Source data
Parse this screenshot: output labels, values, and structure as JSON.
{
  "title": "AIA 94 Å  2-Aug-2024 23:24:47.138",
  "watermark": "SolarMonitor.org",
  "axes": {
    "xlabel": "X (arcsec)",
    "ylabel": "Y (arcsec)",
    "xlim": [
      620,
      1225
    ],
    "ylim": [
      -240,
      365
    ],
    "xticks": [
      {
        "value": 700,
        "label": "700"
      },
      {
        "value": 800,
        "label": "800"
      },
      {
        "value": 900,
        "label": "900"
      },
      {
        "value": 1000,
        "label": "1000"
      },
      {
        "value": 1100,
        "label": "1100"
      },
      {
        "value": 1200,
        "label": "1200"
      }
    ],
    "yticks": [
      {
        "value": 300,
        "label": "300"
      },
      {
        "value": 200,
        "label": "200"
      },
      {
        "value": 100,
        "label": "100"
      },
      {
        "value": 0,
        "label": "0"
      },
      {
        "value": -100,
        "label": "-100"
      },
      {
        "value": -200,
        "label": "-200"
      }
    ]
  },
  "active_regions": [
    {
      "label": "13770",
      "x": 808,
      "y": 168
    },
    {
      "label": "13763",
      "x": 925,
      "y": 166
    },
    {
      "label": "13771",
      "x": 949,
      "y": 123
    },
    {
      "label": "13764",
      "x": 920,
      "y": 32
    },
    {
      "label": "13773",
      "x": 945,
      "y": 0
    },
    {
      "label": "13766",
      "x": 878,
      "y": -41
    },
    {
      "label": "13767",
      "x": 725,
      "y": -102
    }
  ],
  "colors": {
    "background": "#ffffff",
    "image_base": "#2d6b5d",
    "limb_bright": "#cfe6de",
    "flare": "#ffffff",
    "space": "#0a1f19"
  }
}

Stated exercise: Using the listing above, please repeat every entry exactly.

Full solution:
Parse this screenshot: output labels, values, and structure as JSON.
{
  "title": "AIA 94 Å  2-Aug-2024 23:24:47.138",
  "watermark": "SolarMonitor.org",
  "axes": {
    "xlabel": "X (arcsec)",
    "ylabel": "Y (arcsec)",
    "xlim": [
      620,
      1225
    ],
    "ylim": [
      -240,
      365
    ],
    "xticks": [
      {
        "value": 700,
        "label": "700"
      },
      {
        "value": 800,
        "label": "800"
      },
      {
        "value": 900,
        "label": "900"
      },
      {
        "value": 1000,
        "label": "1000"
      },
      {
        "value": 1100,
        "label": "1100"
      },
      {
        "value": 1200,
        "label": "1200"
      }
    ],
    "yticks": [
      {
        "value": 300,
        "label": "300"
      },
      {
        "value": 200,
        "label": "200"
      },
      {
        "value": 100,
        "label": "100"
      },
      {
        "value": 0,
        "label": "0"
      },
      {
        "value": -100,
        "label": "-100"
      },
      {
        "value": -200,
        "label": "-200"
      }
    ]
  },
  "active_regions": [
    {
      "label": "13770",
      "x": 808,
      "y": 168
    },
    {
      "label": "13763",
      "x": 925,
      "y": 166
    },
    {
      "label": "13771",
      "x": 949,
      "y": 123
    },
    {
      "label": "13764",
      "x": 920,
      "y": 32
    },
    {
      "label": "13773",
      "x": 945,
      "y": 0
    },
    {
      "label": "13766",
      "x": 878,
      "y": -41
    },
    {
      "label": "13767",
      "x": 725,
      "y": -102
    }
  ],
  "colors": {
    "background": "#ffffff",
    "image_base": "#2d6b5d",
    "limb_bright": "#cfe6de",
    "flare": "#ffffff",
    "space": "#0a1f19"
  }
}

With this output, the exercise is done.